- Task list
1. Can you update the 2D turbulence code from "KX=zeros(N,N);" to "(2/3) * maximum(ky))", changing "jkx" to "jcol"?
2. Could you continue the 2D turbulence code from the point where it stops?

- Document extract
----

About In-line-fft

Hi Experts ,I’m just studing Julia But I’m in truble. Berrow 2D turblence simulation code is that I translated from Matlab is use too much memory. At my Simulation environment it use approx. 32 GB. I found some info about In-Line fft for saving memory. But It is not working well, I mean not saving memory. I would like to borrow your help. Sorry for my bad English

using FFTW
using Printf
using LinearAlgebra        
using MAT
# set parameters
N               = 128                      ;    # N*N grid,  
dt              = 0.02                     ;    # timestep
simutimeSeconds = 10                       ;

HowOftenSave    = 10                       ;    # save velocity field per 'HowOftenSave' timesteps
HowOftenVisu    = 10                       ;    # show illustration per 'HowOftenVisu' timesteps
simutimeSteps   = round(simutimeSeconds/dt);

nu              = 1/1000                   ;    # kinematic viscosity [nu] = m^2/s
L               = 2*pi                     ;    # domain side length
dx              = L/N                      ;    # grid spacing assumed dx=dy

Umax            = 1                        ;
F_0             = 0.03                     ;

# create fields
x = (L-dx)*(0:(N-1))/(N-1)                 ;    # to be precise, dx is subtracted here 
y = (L-dx)*(0:(N-1))/(N-1)                 ;    # otherwise the derivative of e.g. sin(x) wouldnt be differentiable on this periodic grid  
X=zeros(N,N);
Y=zeros(N,N);
for jx=1:N
    for ix=1:N
        X[ix,jx]=x[jx]
        Y[ix,jx]=y[ix]
    end
end

# wavenumbers
kx1 = mod.(1/2 .+ (0:(N-1))/N, 1) .- 1/2;
ky1 = mod.(1/2 .+ (0:(N-1))/N, 1) .- 1/2;
kx  = kx1*(2*pi/dx); # wavenumbers
ky  = ky1*(2*pi/dx); # wavenumbers

KX=zeros(N,N);
KY=zeros(N,N);
for jkx=1:N
    for ikx=1:N
        KX[ikx,jkx]=kx[jkx]
        KY[ikx,jkx]=ky[ikx]
    end
end

# Anti-aliasing filter based on the 2/3*kNyq rule
AA = (abs.(KX) .< (2/3) * maximum(kx)) .* (abs.(KY) .< (2/3) * maximum(ky))

----

Entries excerpted from a collection:
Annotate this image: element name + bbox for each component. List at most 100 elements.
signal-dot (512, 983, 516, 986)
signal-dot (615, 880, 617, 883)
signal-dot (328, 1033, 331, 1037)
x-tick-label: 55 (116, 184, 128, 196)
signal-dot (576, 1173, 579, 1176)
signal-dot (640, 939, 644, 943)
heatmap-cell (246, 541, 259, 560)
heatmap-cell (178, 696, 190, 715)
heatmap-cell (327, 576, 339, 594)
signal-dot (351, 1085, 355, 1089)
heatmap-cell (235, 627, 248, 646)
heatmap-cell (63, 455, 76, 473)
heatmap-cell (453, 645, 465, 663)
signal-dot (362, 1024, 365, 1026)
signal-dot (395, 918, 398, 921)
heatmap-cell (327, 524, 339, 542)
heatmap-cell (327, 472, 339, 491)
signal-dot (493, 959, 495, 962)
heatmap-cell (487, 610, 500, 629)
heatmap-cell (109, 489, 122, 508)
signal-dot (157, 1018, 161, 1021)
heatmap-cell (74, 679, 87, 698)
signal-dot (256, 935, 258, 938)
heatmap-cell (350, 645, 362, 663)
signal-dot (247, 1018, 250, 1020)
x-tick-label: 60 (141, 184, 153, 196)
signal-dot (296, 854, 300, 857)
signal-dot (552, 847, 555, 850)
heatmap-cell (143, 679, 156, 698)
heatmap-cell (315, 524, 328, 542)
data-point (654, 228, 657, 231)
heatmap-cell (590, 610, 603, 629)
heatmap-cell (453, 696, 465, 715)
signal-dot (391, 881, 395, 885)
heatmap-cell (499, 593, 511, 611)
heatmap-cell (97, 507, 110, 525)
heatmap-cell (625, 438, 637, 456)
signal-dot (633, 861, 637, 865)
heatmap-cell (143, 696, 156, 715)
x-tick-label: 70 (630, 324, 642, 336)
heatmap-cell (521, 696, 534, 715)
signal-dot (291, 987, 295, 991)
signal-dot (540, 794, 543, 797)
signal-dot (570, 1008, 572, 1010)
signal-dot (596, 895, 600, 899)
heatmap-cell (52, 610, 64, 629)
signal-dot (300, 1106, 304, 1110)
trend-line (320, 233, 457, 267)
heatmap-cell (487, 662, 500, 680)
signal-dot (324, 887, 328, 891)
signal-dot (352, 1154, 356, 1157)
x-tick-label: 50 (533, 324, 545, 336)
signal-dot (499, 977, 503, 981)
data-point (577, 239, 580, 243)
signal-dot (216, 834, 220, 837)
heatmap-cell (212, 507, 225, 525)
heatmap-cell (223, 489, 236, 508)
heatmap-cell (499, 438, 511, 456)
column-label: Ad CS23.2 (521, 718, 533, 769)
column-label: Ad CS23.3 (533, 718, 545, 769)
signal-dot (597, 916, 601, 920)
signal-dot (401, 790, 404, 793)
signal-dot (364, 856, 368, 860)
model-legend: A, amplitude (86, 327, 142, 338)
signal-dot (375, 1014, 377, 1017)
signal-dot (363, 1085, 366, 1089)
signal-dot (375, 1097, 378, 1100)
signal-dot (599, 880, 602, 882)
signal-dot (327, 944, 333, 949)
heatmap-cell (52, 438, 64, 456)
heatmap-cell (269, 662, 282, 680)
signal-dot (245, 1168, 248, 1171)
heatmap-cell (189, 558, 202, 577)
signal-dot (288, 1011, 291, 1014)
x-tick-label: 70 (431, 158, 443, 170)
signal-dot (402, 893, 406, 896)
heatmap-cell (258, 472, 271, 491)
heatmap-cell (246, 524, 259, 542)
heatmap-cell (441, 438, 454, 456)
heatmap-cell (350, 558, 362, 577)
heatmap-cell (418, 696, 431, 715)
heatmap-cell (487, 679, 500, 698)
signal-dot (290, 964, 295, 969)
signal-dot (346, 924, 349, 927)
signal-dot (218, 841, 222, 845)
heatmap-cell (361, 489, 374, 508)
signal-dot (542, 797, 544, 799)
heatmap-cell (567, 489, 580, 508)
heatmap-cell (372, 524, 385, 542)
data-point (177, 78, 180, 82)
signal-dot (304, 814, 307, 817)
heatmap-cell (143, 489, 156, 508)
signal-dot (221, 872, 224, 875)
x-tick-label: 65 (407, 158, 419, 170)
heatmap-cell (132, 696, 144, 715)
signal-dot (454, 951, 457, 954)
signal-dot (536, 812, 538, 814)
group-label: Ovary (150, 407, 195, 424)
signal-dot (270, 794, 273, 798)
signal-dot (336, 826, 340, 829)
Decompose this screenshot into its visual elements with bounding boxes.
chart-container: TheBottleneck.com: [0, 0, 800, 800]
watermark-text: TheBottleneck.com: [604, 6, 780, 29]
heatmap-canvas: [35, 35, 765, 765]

----

- Answers for the tasks
1.
KX=zeros(N,N);
KY=zeros(N,N);
for jcol=1:N
    for ikx=1:N
        KX[ikx,jcol]=kx[jcol]
        KY[ikx,jcol]=ky[ikx]
    end
end

# Anti-aliasing filter based on the 2/3*kNyq rule
AA = (abs.(KX) .< (2/3) * maximum(kx)) .* (abs.(KY) .< (2/3) * maximum(ky))

2.
# Runge-Kutta 4 coefficients
a=[1/6 1/3 1/3 1/6]; b=[1/2 1/2 1 1];

#--  Taylor-Green --#
kmax = 4;
U = -Umax .* cos.(kmax .* X) .* sin.(kmax .* Y)
V =  Umax .* sin.(kmax .* X) .* cos.(kmax .* Y)
U = U + randn(N,N)*F_0;
V = V + randn(N,N)*F_0;

Uhat = fft(U)
Vhat = fft(V)

Uhat = Uhat - (KX .* Uhat + KY .* Vhat) .* KX ./ (KX .^ 2 + KY .^ 2)
Uhat[isnan.(Uhat)] .= 0

Vhat = Vhat - (KX .* Uhat + KY .* Vhat) .* KY ./ (KX .^ 2 + KY .^ 2)
Vhat[isnan.(Vhat)] .= 0

# U = p_ifft * Uhat;
# V = p_ifft * Vhat;

matwrite("uv0000.mat", Dict("Uhat" => U, "Vhat" => V))

dUdx = zeros(N, N)
dUdy = zeros(N, N)
dVdx = zeros(N, N)
dVdy = zeros(N, N)
dUconv = complex(zeros(N, N))
dVconv = complex(zeros(N, N))
dUdiff = complex(zeros(N, N))
dVdiff = complex(zeros(N, N))
dU = complex(zeros(N, N))
dV = complex(zeros(N, N))
Uc = complex(zeros(N, N))
Vc = complex(zeros(N, N))
Uold = complex(zeros(N, N))
Vold = complex(zeros(N, N))


p_fft_U = plan_fft(U; flags=FFTW.ESTIMATE)
p_ifft_Uhat = plan_ifft(Uhat; flags=FFTW.ESTIMATE)
p_fft_V = plan_fft(V; flags=FFTW.ESTIMATE)
p_ifft_Vhat = plan_fft(Vhat; flags=FFTW.ESTIMATE)
p_ifft_dUdx = plan_ifft((1im * KX .* AA .* Uc); flags=FFTW.ESTIMATE)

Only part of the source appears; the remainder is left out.